[Records contained in a dataset]
——

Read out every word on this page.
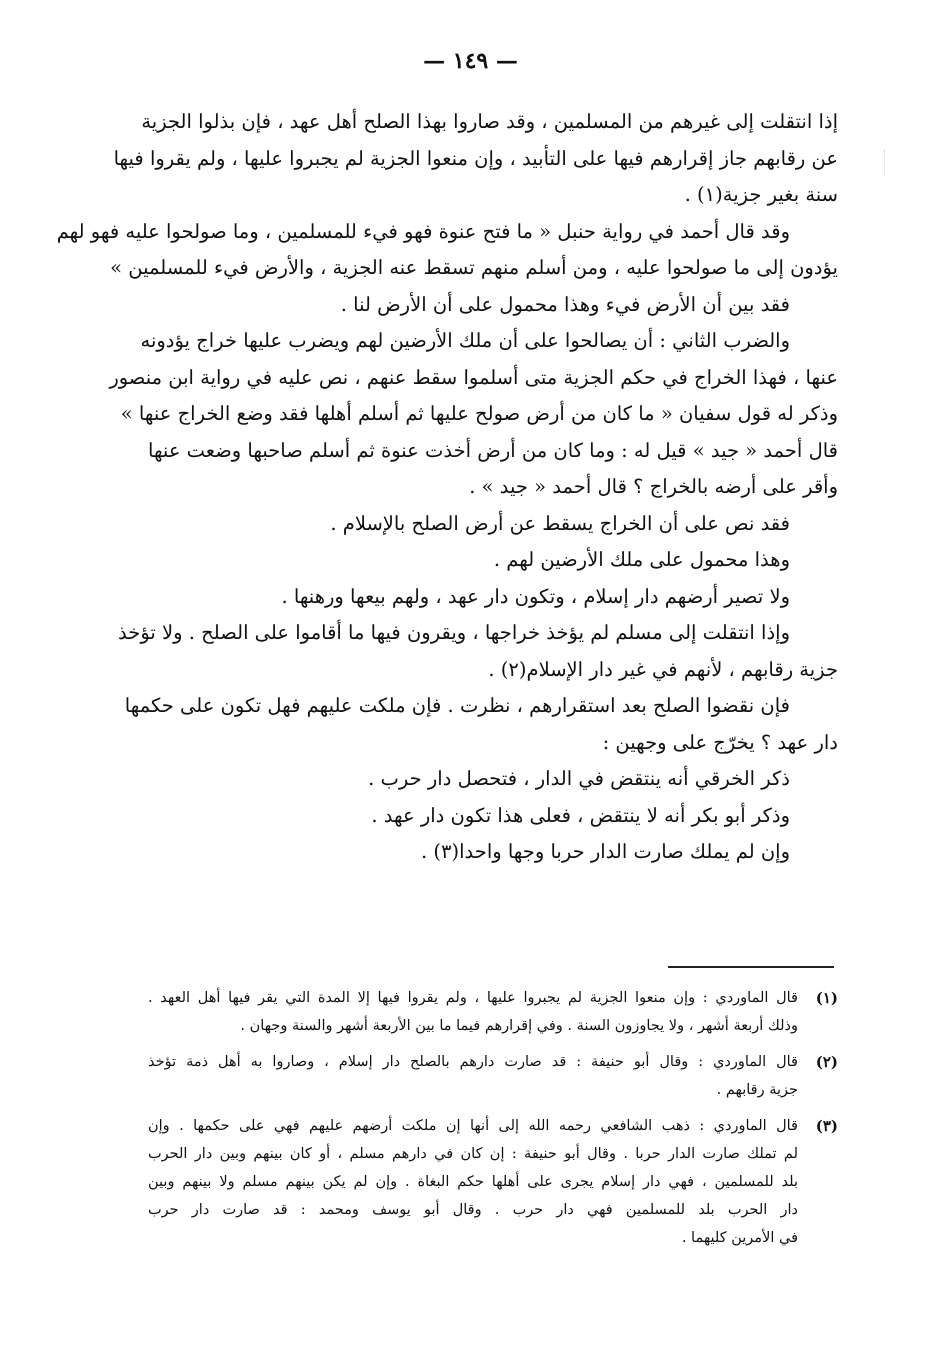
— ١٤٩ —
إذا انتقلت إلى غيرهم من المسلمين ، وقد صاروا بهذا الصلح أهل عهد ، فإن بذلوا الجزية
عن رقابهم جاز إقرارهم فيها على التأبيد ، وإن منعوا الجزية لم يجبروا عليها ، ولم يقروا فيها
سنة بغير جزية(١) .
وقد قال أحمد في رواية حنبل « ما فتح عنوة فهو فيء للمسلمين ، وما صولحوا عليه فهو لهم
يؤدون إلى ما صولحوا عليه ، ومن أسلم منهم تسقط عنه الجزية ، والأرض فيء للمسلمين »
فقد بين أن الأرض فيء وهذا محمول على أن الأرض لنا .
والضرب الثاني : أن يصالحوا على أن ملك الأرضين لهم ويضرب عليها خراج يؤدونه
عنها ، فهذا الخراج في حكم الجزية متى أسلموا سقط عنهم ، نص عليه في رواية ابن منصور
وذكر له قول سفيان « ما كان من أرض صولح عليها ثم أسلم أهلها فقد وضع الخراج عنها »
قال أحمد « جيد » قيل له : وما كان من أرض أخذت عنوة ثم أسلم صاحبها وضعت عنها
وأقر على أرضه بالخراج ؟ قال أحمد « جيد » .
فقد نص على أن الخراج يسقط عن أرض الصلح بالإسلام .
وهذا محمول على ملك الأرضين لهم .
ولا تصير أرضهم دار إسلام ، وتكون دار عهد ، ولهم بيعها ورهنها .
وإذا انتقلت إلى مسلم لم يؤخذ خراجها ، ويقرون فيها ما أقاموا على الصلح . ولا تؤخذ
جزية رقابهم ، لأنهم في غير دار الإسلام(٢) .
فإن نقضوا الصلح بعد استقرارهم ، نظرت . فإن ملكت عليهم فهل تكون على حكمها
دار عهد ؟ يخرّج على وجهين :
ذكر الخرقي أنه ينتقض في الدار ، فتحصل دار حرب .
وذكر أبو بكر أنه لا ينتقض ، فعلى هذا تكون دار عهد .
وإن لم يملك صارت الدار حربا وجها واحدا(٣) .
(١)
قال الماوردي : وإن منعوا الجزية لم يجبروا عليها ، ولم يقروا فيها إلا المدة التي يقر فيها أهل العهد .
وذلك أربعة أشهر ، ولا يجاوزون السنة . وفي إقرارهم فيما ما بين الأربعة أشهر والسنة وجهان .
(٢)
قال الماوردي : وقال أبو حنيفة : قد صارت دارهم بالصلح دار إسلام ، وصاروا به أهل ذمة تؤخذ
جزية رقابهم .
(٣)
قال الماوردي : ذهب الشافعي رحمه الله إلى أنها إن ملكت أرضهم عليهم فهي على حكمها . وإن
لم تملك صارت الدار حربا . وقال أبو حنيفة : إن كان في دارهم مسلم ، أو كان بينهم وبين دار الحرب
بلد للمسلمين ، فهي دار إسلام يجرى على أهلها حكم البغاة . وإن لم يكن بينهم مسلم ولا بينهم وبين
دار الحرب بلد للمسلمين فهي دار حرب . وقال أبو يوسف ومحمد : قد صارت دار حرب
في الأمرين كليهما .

——

WHAT THIS TASK INVOLVES
Transcribe the records above exactly, leaving out every picture.

RESPONSE TO THIS TASK
Read out every word on this page.
— ١٤٩ —
إذا انتقلت إلى غيرهم من المسلمين ، وقد صاروا بهذا الصلح أهل عهد ، فإن بذلوا الجزية
عن رقابهم جاز إقرارهم فيها على التأبيد ، وإن منعوا الجزية لم يجبروا عليها ، ولم يقروا فيها
سنة بغير جزية(١) .
وقد قال أحمد في رواية حنبل « ما فتح عنوة فهو فيء للمسلمين ، وما صولحوا عليه فهو لهم
يؤدون إلى ما صولحوا عليه ، ومن أسلم منهم تسقط عنه الجزية ، والأرض فيء للمسلمين »
فقد بين أن الأرض فيء وهذا محمول على أن الأرض لنا .
والضرب الثاني : أن يصالحوا على أن ملك الأرضين لهم ويضرب عليها خراج يؤدونه
عنها ، فهذا الخراج في حكم الجزية متى أسلموا سقط عنهم ، نص عليه في رواية ابن منصور
وذكر له قول سفيان « ما كان من أرض صولح عليها ثم أسلم أهلها فقد وضع الخراج عنها »
قال أحمد « جيد » قيل له : وما كان من أرض أخذت عنوة ثم أسلم صاحبها وضعت عنها
وأقر على أرضه بالخراج ؟ قال أحمد « جيد » .
فقد نص على أن الخراج يسقط عن أرض الصلح بالإسلام .
وهذا محمول على ملك الأرضين لهم .
ولا تصير أرضهم دار إسلام ، وتكون دار عهد ، ولهم بيعها ورهنها .
وإذا انتقلت إلى مسلم لم يؤخذ خراجها ، ويقرون فيها ما أقاموا على الصلح . ولا تؤخذ
جزية رقابهم ، لأنهم في غير دار الإسلام(٢) .
فإن نقضوا الصلح بعد استقرارهم ، نظرت . فإن ملكت عليهم فهل تكون على حكمها
دار عهد ؟ يخرّج على وجهين :
ذكر الخرقي أنه ينتقض في الدار ، فتحصل دار حرب .
وذكر أبو بكر أنه لا ينتقض ، فعلى هذا تكون دار عهد .
وإن لم يملك صارت الدار حربا وجها واحدا(٣) .
(١)
قال الماوردي : وإن منعوا الجزية لم يجبروا عليها ، ولم يقروا فيها إلا المدة التي يقر فيها أهل العهد .
وذلك أربعة أشهر ، ولا يجاوزون السنة . وفي إقرارهم فيما ما بين الأربعة أشهر والسنة وجهان .
(٢)
قال الماوردي : وقال أبو حنيفة : قد صارت دارهم بالصلح دار إسلام ، وصاروا به أهل ذمة تؤخذ
جزية رقابهم .
(٣)
قال الماوردي : ذهب الشافعي رحمه الله إلى أنها إن ملكت أرضهم عليهم فهي على حكمها . وإن
لم تملك صارت الدار حربا . وقال أبو حنيفة : إن كان في دارهم مسلم ، أو كان بينهم وبين دار الحرب
بلد للمسلمين ، فهي دار إسلام يجرى على أهلها حكم البغاة . وإن لم يكن بينهم مسلم ولا بينهم وبين
دار الحرب بلد للمسلمين فهي دار حرب . وقال أبو يوسف ومحمد : قد صارت دار حرب
في الأمرين كليهما .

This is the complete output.